- What is being asked:
Without the images, print all the entries below exactly as given.

※ ※ ※

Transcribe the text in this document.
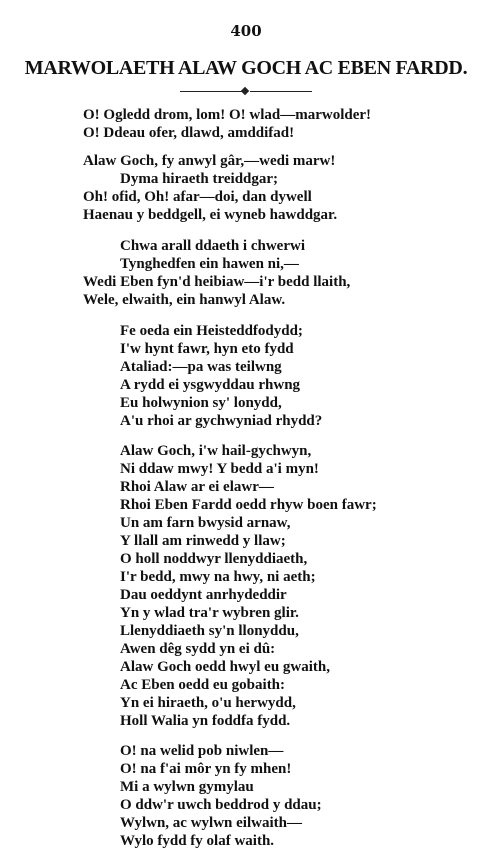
400
MARWOLAETH ALAW GOCH AC EBEN FARDD.
O! Ogledd drom, lom! O! wlad—marwolder!
O! Ddeau ofer, dlawd, amddifad!
Alaw Goch, fy anwyl gâr,—wedi marw!
Dyma hiraeth treiddgar;
Oh! ofid, Oh! afar—doi, dan dywell
Haenau y beddgell, ei wyneb hawddgar.
Chwa arall ddaeth i chwerwi
Tynghedfen ein hawen ni,—
Wedi Eben fyn'd heibiaw—i'r bedd llaith,
Wele, elwaith, ein hanwyl Alaw.
Fe oeda ein Heisteddfodydd;
I'w hynt fawr, hyn eto fydd
Ataliad:—pa was teilwng
A rydd ei ysgwyddau rhwng
Eu holwynion sy' lonydd,
A'u rhoi ar gychwyniad rhydd?
Alaw Goch, i'w hail-gychwyn,
Ni ddaw mwy! Y bedd a'i myn!
Rhoi Alaw ar ei elawr—
Rhoi Eben Fardd oedd rhyw boen fawr;
Un am farn bwysid arnaw,
Y llall am rinwedd y llaw;
O holl noddwyr llenyddiaeth,
I'r bedd, mwy na hwy, ni aeth;
Dau oeddynt anrhydeddir
Yn y wlad tra'r wybren glir.
Llenyddiaeth sy'n llonyddu,
Awen dêg sydd yn ei dû:
Alaw Goch oedd hwyl eu gwaith,
Ac Eben oedd eu gobaith:
Yn ei hiraeth, o'u herwydd,
Holl Walia yn foddfa fydd.
O! na welid pob niwlen—
O! na f'ai môr yn fy mhen!
Mi a wylwn gymylau
O ddw'r uwch beddrod y ddau;
Wylwn, ac wylwn eilwaith—
Wylo fydd fy olaf waith.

※ ※ ※

- Answer to this task:
Transcribe the text in this document.
400
MARWOLAETH ALAW GOCH AC EBEN FARDD.
O! Ogledd drom, lom! O! wlad—marwolder!
O! Ddeau ofer, dlawd, amddifad!
Alaw Goch, fy anwyl gâr,—wedi marw!
Dyma hiraeth treiddgar;
Oh! ofid, Oh! afar—doi, dan dywell
Haenau y beddgell, ei wyneb hawddgar.
Chwa arall ddaeth i chwerwi
Tynghedfen ein hawen ni,—
Wedi Eben fyn'd heibiaw—i'r bedd llaith,
Wele, elwaith, ein hanwyl Alaw.
Fe oeda ein Heisteddfodydd;
I'w hynt fawr, hyn eto fydd
Ataliad:—pa was teilwng
A rydd ei ysgwyddau rhwng
Eu holwynion sy' lonydd,
A'u rhoi ar gychwyniad rhydd?
Alaw Goch, i'w hail-gychwyn,
Ni ddaw mwy! Y bedd a'i myn!
Rhoi Alaw ar ei elawr—
Rhoi Eben Fardd oedd rhyw boen fawr;
Un am farn bwysid arnaw,
Y llall am rinwedd y llaw;
O holl noddwyr llenyddiaeth,
I'r bedd, mwy na hwy, ni aeth;
Dau oeddynt anrhydeddir
Yn y wlad tra'r wybren glir.
Llenyddiaeth sy'n llonyddu,
Awen dêg sydd yn ei dû:
Alaw Goch oedd hwyl eu gwaith,
Ac Eben oedd eu gobaith:
Yn ei hiraeth, o'u herwydd,
Holl Walia yn foddfa fydd.
O! na welid pob niwlen—
O! na f'ai môr yn fy mhen!
Mi a wylwn gymylau
O ddw'r uwch beddrod y ddau;
Wylwn, ac wylwn eilwaith—
Wylo fydd fy olaf waith.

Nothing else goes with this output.